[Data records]
────

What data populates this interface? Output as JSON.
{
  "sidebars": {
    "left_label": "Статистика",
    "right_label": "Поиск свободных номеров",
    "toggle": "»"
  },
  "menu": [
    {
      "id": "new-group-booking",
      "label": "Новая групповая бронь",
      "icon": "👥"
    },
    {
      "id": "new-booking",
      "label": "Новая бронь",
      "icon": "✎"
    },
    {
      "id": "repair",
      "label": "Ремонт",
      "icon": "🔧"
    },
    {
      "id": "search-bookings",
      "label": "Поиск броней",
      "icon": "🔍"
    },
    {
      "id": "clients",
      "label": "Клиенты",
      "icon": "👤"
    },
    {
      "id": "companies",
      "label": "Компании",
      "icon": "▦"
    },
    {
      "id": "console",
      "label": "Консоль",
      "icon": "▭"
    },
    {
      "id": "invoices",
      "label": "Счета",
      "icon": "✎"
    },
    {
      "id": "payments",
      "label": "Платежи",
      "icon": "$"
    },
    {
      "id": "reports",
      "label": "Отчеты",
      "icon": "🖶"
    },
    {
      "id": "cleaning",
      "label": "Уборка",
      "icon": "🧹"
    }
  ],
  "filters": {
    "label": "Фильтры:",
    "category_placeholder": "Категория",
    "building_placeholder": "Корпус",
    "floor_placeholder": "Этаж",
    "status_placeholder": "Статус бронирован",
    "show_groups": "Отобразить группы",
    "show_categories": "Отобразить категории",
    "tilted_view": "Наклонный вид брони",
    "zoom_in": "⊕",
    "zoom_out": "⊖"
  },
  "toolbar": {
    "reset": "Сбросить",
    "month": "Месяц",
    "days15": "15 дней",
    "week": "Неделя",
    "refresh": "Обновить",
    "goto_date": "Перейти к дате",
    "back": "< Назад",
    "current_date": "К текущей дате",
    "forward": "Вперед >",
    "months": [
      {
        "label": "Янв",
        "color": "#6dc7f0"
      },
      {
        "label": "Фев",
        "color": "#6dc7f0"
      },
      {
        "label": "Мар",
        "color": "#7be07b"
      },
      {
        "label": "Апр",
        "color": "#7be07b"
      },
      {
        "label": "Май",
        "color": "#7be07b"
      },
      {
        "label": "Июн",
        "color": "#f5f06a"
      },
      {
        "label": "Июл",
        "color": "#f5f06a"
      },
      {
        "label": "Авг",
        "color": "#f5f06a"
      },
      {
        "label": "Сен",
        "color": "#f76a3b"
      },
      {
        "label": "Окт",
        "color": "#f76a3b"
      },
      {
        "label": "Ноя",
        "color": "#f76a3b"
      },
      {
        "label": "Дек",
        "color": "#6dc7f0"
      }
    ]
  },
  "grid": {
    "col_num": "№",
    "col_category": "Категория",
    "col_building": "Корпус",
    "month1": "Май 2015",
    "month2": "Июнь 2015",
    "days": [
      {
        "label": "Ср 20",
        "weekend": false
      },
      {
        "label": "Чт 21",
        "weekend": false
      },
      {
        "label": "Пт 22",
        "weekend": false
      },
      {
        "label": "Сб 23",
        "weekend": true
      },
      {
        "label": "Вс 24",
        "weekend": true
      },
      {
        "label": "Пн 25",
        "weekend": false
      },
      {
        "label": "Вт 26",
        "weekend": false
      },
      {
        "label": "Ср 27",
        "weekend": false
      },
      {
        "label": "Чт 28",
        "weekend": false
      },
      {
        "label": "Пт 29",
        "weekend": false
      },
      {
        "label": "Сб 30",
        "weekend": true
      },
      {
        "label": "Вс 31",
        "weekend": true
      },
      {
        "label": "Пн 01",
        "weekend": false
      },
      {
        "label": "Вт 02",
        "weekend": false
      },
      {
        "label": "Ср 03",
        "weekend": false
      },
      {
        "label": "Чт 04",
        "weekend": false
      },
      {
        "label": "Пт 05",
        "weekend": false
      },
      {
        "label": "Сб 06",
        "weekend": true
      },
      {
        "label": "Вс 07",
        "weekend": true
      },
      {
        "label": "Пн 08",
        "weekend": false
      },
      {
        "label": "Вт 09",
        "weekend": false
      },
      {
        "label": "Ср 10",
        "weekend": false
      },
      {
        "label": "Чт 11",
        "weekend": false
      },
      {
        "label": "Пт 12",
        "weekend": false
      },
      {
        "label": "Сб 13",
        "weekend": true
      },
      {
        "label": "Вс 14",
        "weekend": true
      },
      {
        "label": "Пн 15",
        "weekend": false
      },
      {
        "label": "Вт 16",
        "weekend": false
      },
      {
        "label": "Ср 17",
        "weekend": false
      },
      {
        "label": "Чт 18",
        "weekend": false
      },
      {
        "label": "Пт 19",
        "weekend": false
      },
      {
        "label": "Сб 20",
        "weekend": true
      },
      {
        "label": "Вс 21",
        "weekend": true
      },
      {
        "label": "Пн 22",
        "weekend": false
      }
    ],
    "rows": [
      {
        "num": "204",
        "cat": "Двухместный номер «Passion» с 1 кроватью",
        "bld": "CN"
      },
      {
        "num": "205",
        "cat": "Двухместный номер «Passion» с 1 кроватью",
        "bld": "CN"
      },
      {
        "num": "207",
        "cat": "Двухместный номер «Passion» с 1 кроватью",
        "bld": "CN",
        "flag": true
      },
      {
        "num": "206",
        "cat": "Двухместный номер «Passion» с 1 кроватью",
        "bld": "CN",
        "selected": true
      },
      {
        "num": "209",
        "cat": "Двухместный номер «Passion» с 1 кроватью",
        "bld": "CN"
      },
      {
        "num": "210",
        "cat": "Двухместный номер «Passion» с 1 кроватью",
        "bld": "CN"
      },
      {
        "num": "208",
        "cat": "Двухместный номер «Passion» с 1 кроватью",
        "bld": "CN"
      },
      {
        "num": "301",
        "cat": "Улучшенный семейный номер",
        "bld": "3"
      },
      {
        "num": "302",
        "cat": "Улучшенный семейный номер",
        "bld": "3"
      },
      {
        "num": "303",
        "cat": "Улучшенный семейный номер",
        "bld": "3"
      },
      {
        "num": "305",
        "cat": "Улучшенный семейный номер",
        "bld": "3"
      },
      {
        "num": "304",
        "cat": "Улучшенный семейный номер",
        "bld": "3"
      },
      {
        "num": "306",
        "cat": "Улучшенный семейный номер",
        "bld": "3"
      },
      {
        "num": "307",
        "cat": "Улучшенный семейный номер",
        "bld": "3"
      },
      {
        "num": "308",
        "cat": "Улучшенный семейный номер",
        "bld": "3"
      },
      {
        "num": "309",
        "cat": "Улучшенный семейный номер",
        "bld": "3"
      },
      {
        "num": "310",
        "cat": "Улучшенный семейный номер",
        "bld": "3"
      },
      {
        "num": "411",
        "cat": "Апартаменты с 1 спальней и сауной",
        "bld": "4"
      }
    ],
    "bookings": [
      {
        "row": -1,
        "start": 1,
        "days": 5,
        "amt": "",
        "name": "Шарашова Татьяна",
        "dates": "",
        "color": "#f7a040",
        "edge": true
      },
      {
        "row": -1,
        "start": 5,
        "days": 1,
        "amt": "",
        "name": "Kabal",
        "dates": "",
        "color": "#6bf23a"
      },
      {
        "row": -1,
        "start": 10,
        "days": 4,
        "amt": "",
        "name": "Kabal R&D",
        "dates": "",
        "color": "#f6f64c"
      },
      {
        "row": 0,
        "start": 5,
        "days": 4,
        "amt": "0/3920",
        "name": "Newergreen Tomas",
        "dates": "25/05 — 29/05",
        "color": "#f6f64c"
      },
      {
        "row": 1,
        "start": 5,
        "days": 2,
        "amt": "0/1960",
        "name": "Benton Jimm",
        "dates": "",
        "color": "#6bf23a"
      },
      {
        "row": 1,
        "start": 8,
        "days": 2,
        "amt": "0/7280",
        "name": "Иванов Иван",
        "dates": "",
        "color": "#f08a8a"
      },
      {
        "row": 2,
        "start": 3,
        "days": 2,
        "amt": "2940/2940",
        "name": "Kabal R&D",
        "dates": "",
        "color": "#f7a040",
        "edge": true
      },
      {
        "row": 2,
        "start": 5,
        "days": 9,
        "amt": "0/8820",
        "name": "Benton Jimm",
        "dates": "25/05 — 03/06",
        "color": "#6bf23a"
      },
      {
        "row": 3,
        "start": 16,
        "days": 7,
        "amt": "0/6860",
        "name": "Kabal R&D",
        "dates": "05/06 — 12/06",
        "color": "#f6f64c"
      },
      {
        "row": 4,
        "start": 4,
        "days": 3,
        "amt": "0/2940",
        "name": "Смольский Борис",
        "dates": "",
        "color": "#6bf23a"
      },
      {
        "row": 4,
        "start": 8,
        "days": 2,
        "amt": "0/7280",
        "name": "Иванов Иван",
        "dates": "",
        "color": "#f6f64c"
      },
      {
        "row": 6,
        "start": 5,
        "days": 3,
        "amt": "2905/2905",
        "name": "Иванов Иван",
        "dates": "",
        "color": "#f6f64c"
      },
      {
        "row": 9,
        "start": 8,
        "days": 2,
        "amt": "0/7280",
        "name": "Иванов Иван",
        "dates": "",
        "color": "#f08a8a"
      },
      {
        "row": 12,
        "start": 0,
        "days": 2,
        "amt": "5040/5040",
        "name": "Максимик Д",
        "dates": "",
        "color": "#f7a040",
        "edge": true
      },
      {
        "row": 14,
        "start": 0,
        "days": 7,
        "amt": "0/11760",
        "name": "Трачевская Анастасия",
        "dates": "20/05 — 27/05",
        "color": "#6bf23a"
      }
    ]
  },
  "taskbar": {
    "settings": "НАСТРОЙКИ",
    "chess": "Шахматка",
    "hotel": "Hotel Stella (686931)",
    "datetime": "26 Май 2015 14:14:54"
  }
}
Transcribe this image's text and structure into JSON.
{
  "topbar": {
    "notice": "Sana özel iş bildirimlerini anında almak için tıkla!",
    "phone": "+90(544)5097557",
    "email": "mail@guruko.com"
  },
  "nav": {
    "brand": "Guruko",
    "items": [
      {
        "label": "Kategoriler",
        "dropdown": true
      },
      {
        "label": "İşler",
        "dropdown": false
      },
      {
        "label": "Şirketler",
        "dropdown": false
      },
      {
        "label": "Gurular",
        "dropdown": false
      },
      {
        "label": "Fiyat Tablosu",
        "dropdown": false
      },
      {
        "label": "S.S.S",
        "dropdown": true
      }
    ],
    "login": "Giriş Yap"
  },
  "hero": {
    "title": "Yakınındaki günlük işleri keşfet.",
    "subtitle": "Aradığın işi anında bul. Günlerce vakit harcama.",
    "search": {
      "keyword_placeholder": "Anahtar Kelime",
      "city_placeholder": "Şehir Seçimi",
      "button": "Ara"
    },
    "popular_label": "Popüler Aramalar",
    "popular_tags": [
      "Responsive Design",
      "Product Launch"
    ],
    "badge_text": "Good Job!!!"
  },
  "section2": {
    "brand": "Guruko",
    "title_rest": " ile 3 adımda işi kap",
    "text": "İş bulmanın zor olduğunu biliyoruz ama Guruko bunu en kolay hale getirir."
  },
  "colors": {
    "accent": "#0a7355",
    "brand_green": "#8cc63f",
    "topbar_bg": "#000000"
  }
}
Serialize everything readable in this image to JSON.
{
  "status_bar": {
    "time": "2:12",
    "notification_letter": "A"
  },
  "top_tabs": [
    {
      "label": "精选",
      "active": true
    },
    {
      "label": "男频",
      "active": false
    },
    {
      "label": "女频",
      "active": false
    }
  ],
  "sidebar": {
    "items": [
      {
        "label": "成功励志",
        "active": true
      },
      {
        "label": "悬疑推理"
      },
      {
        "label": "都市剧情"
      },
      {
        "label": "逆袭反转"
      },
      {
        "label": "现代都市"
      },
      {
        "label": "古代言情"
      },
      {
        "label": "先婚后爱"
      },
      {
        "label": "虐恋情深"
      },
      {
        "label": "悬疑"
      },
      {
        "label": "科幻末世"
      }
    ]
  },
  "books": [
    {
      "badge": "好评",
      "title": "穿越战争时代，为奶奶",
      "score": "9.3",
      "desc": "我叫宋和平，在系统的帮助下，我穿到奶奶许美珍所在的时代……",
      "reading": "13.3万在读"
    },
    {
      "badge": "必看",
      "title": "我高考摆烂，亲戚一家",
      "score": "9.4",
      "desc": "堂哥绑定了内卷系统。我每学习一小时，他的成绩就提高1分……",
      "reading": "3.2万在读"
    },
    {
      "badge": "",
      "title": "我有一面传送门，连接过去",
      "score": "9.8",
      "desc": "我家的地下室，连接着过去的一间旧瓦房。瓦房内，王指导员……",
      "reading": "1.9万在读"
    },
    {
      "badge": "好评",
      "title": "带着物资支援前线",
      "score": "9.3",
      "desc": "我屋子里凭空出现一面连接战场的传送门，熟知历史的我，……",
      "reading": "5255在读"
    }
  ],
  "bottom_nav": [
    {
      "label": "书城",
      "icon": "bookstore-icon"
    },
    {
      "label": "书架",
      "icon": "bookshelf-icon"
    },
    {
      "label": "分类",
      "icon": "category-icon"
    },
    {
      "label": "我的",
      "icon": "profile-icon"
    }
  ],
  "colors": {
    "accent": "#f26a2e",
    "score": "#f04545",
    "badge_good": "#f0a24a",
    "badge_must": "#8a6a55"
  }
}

────

-- Work instructions --
A line counts if it holds the word "this". Work out how many lines in the listing count, and give only that number.

-- Exercise answer --
3